### AIM
Exactly as written, print each record in the listing.

* start RECORDS SHOWN *

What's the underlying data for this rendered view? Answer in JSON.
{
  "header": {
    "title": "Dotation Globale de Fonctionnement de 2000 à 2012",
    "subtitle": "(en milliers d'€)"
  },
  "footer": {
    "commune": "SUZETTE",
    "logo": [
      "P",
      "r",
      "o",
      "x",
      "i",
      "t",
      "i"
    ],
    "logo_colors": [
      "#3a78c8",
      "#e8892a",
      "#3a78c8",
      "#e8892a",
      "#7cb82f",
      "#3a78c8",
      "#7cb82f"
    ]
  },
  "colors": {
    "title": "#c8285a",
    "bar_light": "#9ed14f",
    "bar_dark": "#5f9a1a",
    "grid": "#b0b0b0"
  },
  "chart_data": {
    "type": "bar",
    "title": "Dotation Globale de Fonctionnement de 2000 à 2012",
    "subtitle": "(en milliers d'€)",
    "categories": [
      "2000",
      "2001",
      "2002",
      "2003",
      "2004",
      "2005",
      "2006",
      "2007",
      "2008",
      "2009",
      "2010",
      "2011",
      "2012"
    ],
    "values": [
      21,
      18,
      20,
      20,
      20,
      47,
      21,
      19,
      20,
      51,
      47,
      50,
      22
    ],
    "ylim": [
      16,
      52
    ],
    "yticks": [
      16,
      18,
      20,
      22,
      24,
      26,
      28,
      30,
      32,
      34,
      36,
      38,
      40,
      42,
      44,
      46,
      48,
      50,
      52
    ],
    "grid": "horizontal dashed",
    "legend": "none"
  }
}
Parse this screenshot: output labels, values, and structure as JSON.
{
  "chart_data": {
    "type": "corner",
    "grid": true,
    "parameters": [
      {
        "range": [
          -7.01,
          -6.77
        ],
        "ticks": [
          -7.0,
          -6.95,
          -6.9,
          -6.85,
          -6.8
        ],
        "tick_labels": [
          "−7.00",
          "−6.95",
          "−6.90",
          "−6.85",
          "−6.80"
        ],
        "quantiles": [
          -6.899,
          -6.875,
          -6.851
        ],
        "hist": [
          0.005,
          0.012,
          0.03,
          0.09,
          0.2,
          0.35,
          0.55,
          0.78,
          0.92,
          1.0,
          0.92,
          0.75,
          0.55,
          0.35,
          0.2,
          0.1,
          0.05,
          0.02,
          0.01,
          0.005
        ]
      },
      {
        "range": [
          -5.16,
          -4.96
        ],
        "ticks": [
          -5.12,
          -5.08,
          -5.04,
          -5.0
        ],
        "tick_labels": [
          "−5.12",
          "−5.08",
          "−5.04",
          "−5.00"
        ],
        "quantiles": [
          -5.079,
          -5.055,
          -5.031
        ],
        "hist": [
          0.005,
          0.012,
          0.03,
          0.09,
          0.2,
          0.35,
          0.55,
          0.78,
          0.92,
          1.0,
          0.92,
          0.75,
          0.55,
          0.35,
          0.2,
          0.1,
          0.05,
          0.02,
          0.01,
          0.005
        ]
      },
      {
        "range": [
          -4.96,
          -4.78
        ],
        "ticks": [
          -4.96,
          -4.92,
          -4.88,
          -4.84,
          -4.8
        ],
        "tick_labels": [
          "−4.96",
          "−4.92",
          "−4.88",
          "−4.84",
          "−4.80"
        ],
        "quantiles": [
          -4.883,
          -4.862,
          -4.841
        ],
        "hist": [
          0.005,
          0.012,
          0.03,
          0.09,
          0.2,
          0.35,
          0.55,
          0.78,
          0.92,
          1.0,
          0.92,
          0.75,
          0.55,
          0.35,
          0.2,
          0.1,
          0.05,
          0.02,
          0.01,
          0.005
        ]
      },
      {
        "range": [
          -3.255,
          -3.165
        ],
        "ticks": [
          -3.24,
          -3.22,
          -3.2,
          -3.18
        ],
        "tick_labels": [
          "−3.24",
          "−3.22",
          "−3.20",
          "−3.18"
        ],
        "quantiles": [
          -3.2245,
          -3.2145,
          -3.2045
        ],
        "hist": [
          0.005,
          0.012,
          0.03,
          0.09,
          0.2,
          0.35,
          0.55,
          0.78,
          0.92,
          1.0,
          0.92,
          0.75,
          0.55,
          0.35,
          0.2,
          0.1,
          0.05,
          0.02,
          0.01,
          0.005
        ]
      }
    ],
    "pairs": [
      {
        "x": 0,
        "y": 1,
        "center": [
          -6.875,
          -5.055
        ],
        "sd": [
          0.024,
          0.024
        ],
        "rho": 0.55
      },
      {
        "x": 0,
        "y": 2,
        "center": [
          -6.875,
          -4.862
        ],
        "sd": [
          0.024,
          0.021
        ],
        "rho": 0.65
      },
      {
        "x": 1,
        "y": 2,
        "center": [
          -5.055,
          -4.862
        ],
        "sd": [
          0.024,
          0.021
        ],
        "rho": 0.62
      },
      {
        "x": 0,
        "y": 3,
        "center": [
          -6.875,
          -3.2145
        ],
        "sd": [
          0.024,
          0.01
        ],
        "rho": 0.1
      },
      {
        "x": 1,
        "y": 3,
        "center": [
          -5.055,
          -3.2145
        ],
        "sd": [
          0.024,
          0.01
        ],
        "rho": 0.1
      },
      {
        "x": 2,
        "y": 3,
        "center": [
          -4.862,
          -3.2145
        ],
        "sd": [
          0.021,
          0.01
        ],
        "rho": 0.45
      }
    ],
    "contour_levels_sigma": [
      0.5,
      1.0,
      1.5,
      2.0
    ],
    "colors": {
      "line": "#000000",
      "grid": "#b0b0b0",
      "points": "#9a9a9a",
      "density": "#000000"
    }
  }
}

* end RECORDS SHOWN *

### RESPONSE TO THIS EXERCISE
What's the underlying data for this rendered view? Answer in JSON.
{
  "header": {
    "title": "Dotation Globale de Fonctionnement de 2000 à 2012",
    "subtitle": "(en milliers d'€)"
  },
  "footer": {
    "commune": "SUZETTE",
    "logo": [
      "P",
      "r",
      "o",
      "x",
      "i",
      "t",
      "i"
    ],
    "logo_colors": [
      "#3a78c8",
      "#e8892a",
      "#3a78c8",
      "#e8892a",
      "#7cb82f",
      "#3a78c8",
      "#7cb82f"
    ]
  },
  "colors": {
    "title": "#c8285a",
    "bar_light": "#9ed14f",
    "bar_dark": "#5f9a1a",
    "grid": "#b0b0b0"
  },
  "chart_data": {
    "type": "bar",
    "title": "Dotation Globale de Fonctionnement de 2000 à 2012",
    "subtitle": "(en milliers d'€)",
    "categories": [
      "2000",
      "2001",
      "2002",
      "2003",
      "2004",
      "2005",
      "2006",
      "2007",
      "2008",
      "2009",
      "2010",
      "2011",
      "2012"
    ],
    "values": [
      21,
      18,
      20,
      20,
      20,
      47,
      21,
      19,
      20,
      51,
      47,
      50,
      22
    ],
    "ylim": [
      16,
      52
    ],
    "yticks": [
      16,
      18,
      20,
      22,
      24,
      26,
      28,
      30,
      32,
      34,
      36,
      38,
      40,
      42,
      44,
      46,
      48,
      50,
      52
    ],
    "grid": "horizontal dashed",
    "legend": "none"
  }
}
Parse this screenshot: output labels, values, and structure as JSON.
{
  "chart_data": {
    "type": "corner",
    "grid": true,
    "parameters": [
      {
        "range": [
          -7.01,
          -6.77
        ],
        "ticks": [
          -7.0,
          -6.95,
          -6.9,
          -6.85,
          -6.8
        ],
        "tick_labels": [
          "−7.00",
          "−6.95",
          "−6.90",
          "−6.85",
          "−6.80"
        ],
        "quantiles": [
          -6.899,
          -6.875,
          -6.851
        ],
        "hist": [
          0.005,
          0.012,
          0.03,
          0.09,
          0.2,
          0.35,
          0.55,
          0.78,
          0.92,
          1.0,
          0.92,
          0.75,
          0.55,
          0.35,
          0.2,
          0.1,
          0.05,
          0.02,
          0.01,
          0.005
        ]
      },
      {
        "range": [
          -5.16,
          -4.96
        ],
        "ticks": [
          -5.12,
          -5.08,
          -5.04,
          -5.0
        ],
        "tick_labels": [
          "−5.12",
          "−5.08",
          "−5.04",
          "−5.00"
        ],
        "quantiles": [
          -5.079,
          -5.055,
          -5.031
        ],
        "hist": [
          0.005,
          0.012,
          0.03,
          0.09,
          0.2,
          0.35,
          0.55,
          0.78,
          0.92,
          1.0,
          0.92,
          0.75,
          0.55,
          0.35,
          0.2,
          0.1,
          0.05,
          0.02,
          0.01,
          0.005
        ]
      },
      {
        "range": [
          -4.96,
          -4.78
        ],
        "ticks": [
          -4.96,
          -4.92,
          -4.88,
          -4.84,
          -4.8
        ],
        "tick_labels": [
          "−4.96",
          "−4.92",
          "−4.88",
          "−4.84",
          "−4.80"
        ],
        "quantiles": [
          -4.883,
          -4.862,
          -4.841
        ],
        "hist": [
          0.005,
          0.012,
          0.03,
          0.09,
          0.2,
          0.35,
          0.55,
          0.78,
          0.92,
          1.0,
          0.92,
          0.75,
          0.55,
          0.35,
          0.2,
          0.1,
          0.05,
          0.02,
          0.01,
          0.005
        ]
      },
      {
        "range": [
          -3.255,
          -3.165
        ],
        "ticks": [
          -3.24,
          -3.22,
          -3.2,
          -3.18
        ],
        "tick_labels": [
          "−3.24",
          "−3.22",
          "−3.20",
          "−3.18"
        ],
        "quantiles": [
          -3.2245,
          -3.2145,
          -3.2045
        ],
        "hist": [
          0.005,
          0.012,
          0.03,
          0.09,
          0.2,
          0.35,
          0.55,
          0.78,
          0.92,
          1.0,
          0.92,
          0.75,
          0.55,
          0.35,
          0.2,
          0.1,
          0.05,
          0.02,
          0.01,
          0.005
        ]
      }
    ],
    "pairs": [
      {
        "x": 0,
        "y": 1,
        "center": [
          -6.875,
          -5.055
        ],
        "sd": [
          0.024,
          0.024
        ],
        "rho": 0.55
      },
      {
        "x": 0,
        "y": 2,
        "center": [
          -6.875,
          -4.862
        ],
        "sd": [
          0.024,
          0.021
        ],
        "rho": 0.65
      },
      {
        "x": 1,
        "y": 2,
        "center": [
          -5.055,
          -4.862
        ],
        "sd": [
          0.024,
          0.021
        ],
        "rho": 0.62
      },
      {
        "x": 0,
        "y": 3,
        "center": [
          -6.875,
          -3.2145
        ],
        "sd": [
          0.024,
          0.01
        ],
        "rho": 0.1
      },
      {
        "x": 1,
        "y": 3,
        "center": [
          -5.055,
          -3.2145
        ],
        "sd": [
          0.024,
          0.01
        ],
        "rho": 0.1
      },
      {
        "x": 2,
        "y": 3,
        "center": [
          -4.862,
          -3.2145
        ],
        "sd": [
          0.021,
          0.01
        ],
        "rho": 0.45
      }
    ],
    "contour_levels_sigma": [
      0.5,
      1.0,
      1.5,
      2.0
    ],
    "colors": {
      "line": "#000000",
      "grid": "#b0b0b0",
      "points": "#9a9a9a",
      "density": "#000000"
    }
  }
}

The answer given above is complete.